:: Given instruction ::
From the records below, return word for word the lines starting at the one that contains "file-type: 应用程序 bbox=[552, 168, 714, 187]" and ending at the one that contains "file-row[interactable]: pythonw.exe2020/6/7 19:25应用程序519", both included.

## start

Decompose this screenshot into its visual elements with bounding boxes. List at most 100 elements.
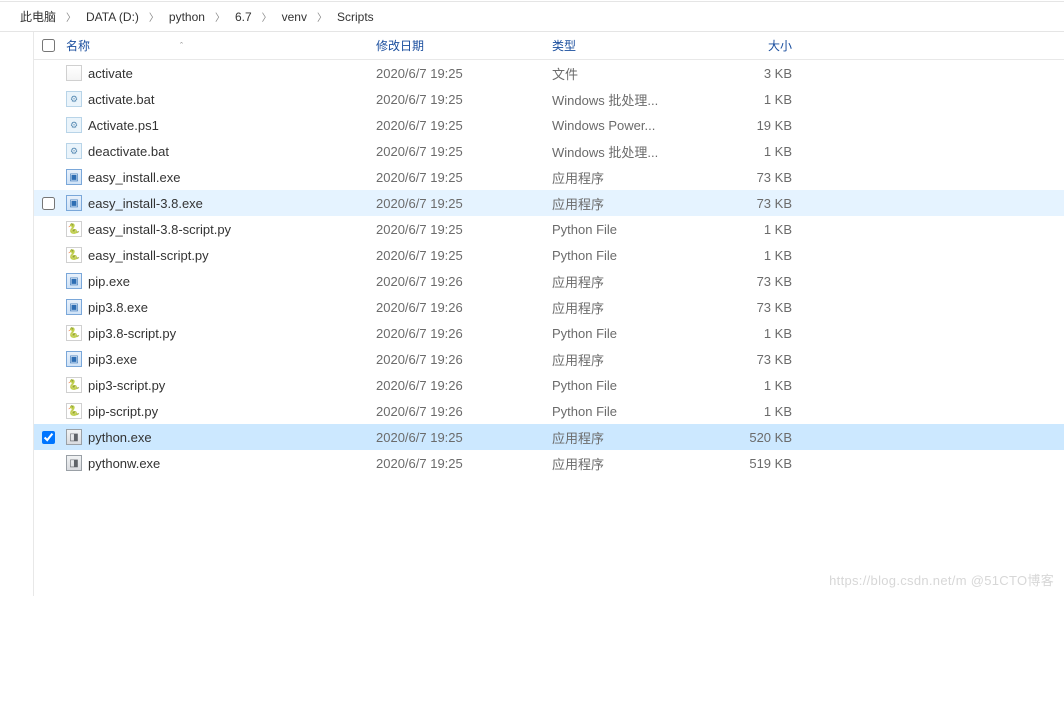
file-type: 应用程序 bbox=[552, 168, 714, 187]
file-date: 2020/6/7 19:25 bbox=[376, 248, 552, 263]
file-name-cell[interactable]: pip3.exe bbox=[62, 351, 376, 367]
file-row[interactable]: pip3.exe2020/6/7 19:26应用程序73 KB bbox=[34, 346, 1064, 372]
row-checkbox[interactable] bbox=[42, 431, 55, 444]
file-size: 73 KB bbox=[714, 300, 804, 315]
file-row[interactable]: pythonw.exe2020/6/7 19:25应用程序519 KB bbox=[34, 450, 1064, 476]
file-name-cell[interactable]: pip-script.py bbox=[62, 403, 376, 419]
file-name-cell[interactable]: easy_install.exe bbox=[62, 169, 376, 185]
file-type: Python File bbox=[552, 378, 714, 393]
file-size: 1 KB bbox=[714, 378, 804, 393]
file-date: 2020/6/7 19:25 bbox=[376, 118, 552, 133]
file-row[interactable]: pip3.8.exe2020/6/7 19:26应用程序73 KB bbox=[34, 294, 1064, 320]
file-name-cell[interactable]: easy_install-3.8-script.py bbox=[62, 221, 376, 237]
breadcrumb-item[interactable]: python bbox=[165, 10, 209, 24]
column-header-row: 名称 ˆ 修改日期 类型 大小 bbox=[34, 32, 1064, 60]
file-name: activate bbox=[88, 66, 133, 81]
file-name: pip.exe bbox=[88, 274, 130, 289]
breadcrumb-item[interactable]: 6.7 bbox=[231, 10, 256, 24]
breadcrumb-item[interactable]: DATA (D:) bbox=[82, 10, 143, 24]
select-all-checkbox[interactable] bbox=[42, 39, 55, 52]
file-type: 应用程序 bbox=[552, 298, 714, 317]
column-header-date[interactable]: 修改日期 bbox=[376, 37, 552, 54]
file-name: pip3.8-script.py bbox=[88, 326, 176, 341]
py-icon bbox=[66, 377, 82, 393]
file-list-area: 名称 ˆ 修改日期 类型 大小 activate2020/6/7 19:25文件… bbox=[34, 32, 1064, 596]
file-row[interactable]: easy_install.exe2020/6/7 19:25应用程序73 KB bbox=[34, 164, 1064, 190]
exe-icon bbox=[66, 299, 82, 315]
file-name-cell[interactable]: pip3-script.py bbox=[62, 377, 376, 393]
file-date: 2020/6/7 19:26 bbox=[376, 326, 552, 341]
select-all-checkbox-cell[interactable] bbox=[34, 39, 62, 52]
chevron-right-icon[interactable]: 〉 bbox=[60, 9, 82, 24]
breadcrumb-item[interactable]: Scripts bbox=[333, 10, 378, 24]
file-row[interactable]: Activate.ps12020/6/7 19:25Windows Power.… bbox=[34, 112, 1064, 138]
file-name: deactivate.bat bbox=[88, 144, 169, 159]
bat-icon bbox=[66, 91, 82, 107]
file-row[interactable]: activate2020/6/7 19:25文件3 KB bbox=[34, 60, 1064, 86]
file-date: 2020/6/7 19:26 bbox=[376, 274, 552, 289]
file-name: pip-script.py bbox=[88, 404, 158, 419]
row-checkbox-cell[interactable] bbox=[34, 197, 62, 210]
file-size: 1 KB bbox=[714, 404, 804, 419]
row-checkbox[interactable] bbox=[42, 197, 55, 210]
chevron-right-icon[interactable]: 〉 bbox=[311, 9, 333, 24]
file-name-cell[interactable]: activate.bat bbox=[62, 91, 376, 107]
file-name: python.exe bbox=[88, 430, 152, 445]
content-area: 〉 名称 ˆ 修改日期 类型 大小 activate2020/6/7 19:25… bbox=[0, 32, 1064, 596]
breadcrumb-item[interactable]: 此电脑 bbox=[16, 8, 60, 25]
chevron-right-icon[interactable]: 〉 bbox=[256, 9, 278, 24]
py-icon bbox=[66, 247, 82, 263]
file-name: pip3-script.py bbox=[88, 378, 165, 393]
file-row[interactable]: pip3-script.py 2020/6/7 19:26Python File1… bbox=[34, 372, 1064, 398]
file-icon bbox=[66, 65, 82, 81]
column-header-type[interactable]: 类型 bbox=[552, 37, 714, 54]
file-name-cell[interactable]: pip3.8-script.py bbox=[62, 325, 376, 341]
file-date: 2020/6/7 19:25 bbox=[376, 170, 552, 185]
file-size: 1 KB bbox=[714, 92, 804, 107]
chevron-right-icon[interactable]: 〉 bbox=[12, 0, 22, 708]
file-row[interactable]: pip.exe2020/6/7 19:26应用程序73 KB bbox=[34, 268, 1064, 294]
file-name: easy_install.exe bbox=[88, 170, 181, 185]
nav-pane-gutter[interactable]: 〉 bbox=[0, 32, 34, 596]
file-name-cell[interactable]: easy_install-3.8.exe bbox=[62, 195, 376, 211]
column-header-size[interactable]: 大小 bbox=[714, 37, 804, 54]
file-name-cell[interactable]: pip.exe bbox=[62, 273, 376, 289]
file-size: 3 KB bbox=[714, 66, 804, 81]
file-type: Python File bbox=[552, 404, 714, 419]
file-type: Windows 批处理... bbox=[552, 90, 714, 109]
file-name-cell[interactable]: pythonw.exe bbox=[62, 455, 376, 471]
column-header-name[interactable]: 名称 ˆ bbox=[62, 37, 376, 54]
file-name-cell[interactable]: Activate.ps1 bbox=[62, 117, 376, 133]
file-row[interactable]: easy_install-3.8-script.py2020/6/7 19:25… bbox=[34, 216, 1064, 242]
file-row[interactable]: deactivate.bat2020/6/7 19:25Windows 批处理.… bbox=[34, 138, 1064, 164]
file-row[interactable]: easy_install-script.py2020/6/7 19:25Pyth… bbox=[34, 242, 1064, 268]
ps1-icon bbox=[66, 117, 82, 133]
pyexe-icon bbox=[66, 429, 82, 445]
file-name-cell[interactable]: pip3.8.exe bbox=[62, 299, 376, 315]
file-name: pip3.exe bbox=[88, 352, 137, 367]
file-name-cell[interactable]: activate bbox=[62, 65, 376, 81]
file-row[interactable]: pip3.8-script.py2020/6/7 19:26Python Fil… bbox=[34, 320, 1064, 346]
file-type: Windows 批处理... bbox=[552, 142, 714, 161]
file-name-cell[interactable]: python.exe bbox=[62, 429, 376, 445]
exe-icon bbox=[66, 273, 82, 289]
row-checkbox-cell[interactable] bbox=[34, 431, 62, 444]
file-row[interactable]: activate.bat2020/6/7 19:25Windows 批处理...… bbox=[34, 86, 1064, 112]
file-name-cell[interactable]: deactivate.bat bbox=[62, 143, 376, 159]
file-size: 1 KB bbox=[714, 144, 804, 159]
py-icon bbox=[66, 325, 82, 341]
file-row[interactable]: python.exe2020/6/7 19:25应用程序520 KB bbox=[34, 424, 1064, 450]
column-label: 名称 bbox=[66, 37, 90, 54]
chevron-right-icon[interactable]: 〉 bbox=[143, 9, 165, 24]
file-date: 2020/6/7 19:25 bbox=[376, 92, 552, 107]
breadcrumb[interactable]: 此电脑 〉 DATA (D:) 〉 python 〉 6.7 〉 venv 〉 … bbox=[0, 2, 1064, 32]
breadcrumb-item[interactable]: venv bbox=[278, 10, 311, 24]
file-type: 应用程序 bbox=[552, 272, 714, 291]
file-row[interactable]: easy_install-3.8.exe2020/6/7 19:25应用程序73… bbox=[34, 190, 1064, 216]
file-size: 1 KB bbox=[714, 222, 804, 237]
file-row[interactable]: pip-script.py2020/6/7 19:26Python File1 … bbox=[34, 398, 1064, 424]
chevron-right-icon[interactable]: 〉 bbox=[209, 9, 231, 24]
file-date: 2020/6/7 19:26 bbox=[376, 378, 552, 393]
file-name-cell[interactable]: easy_install-script.py bbox=[62, 247, 376, 263]
file-size: 73 KB bbox=[714, 196, 804, 211]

## end

:: Answer to the exercise ::
file-type: 应用程序 bbox=[552, 168, 714, 187]
file-date: 2020/6/7 19:25 bbox=[376, 248, 552, 263]
file-name-cell[interactable]: pip3.exe bbox=[62, 351, 376, 367]
file-row[interactable]: pip3.exe2020/6/7 19:26应用程序73 KB bbox=[34, 346, 1064, 372]
row-checkbox[interactable] bbox=[42, 431, 55, 444]
file-size: 73 KB bbox=[714, 300, 804, 315]
file-row[interactable]: pythonw.exe2020/6/7 19:25应用程序519 KB bbox=[34, 450, 1064, 476]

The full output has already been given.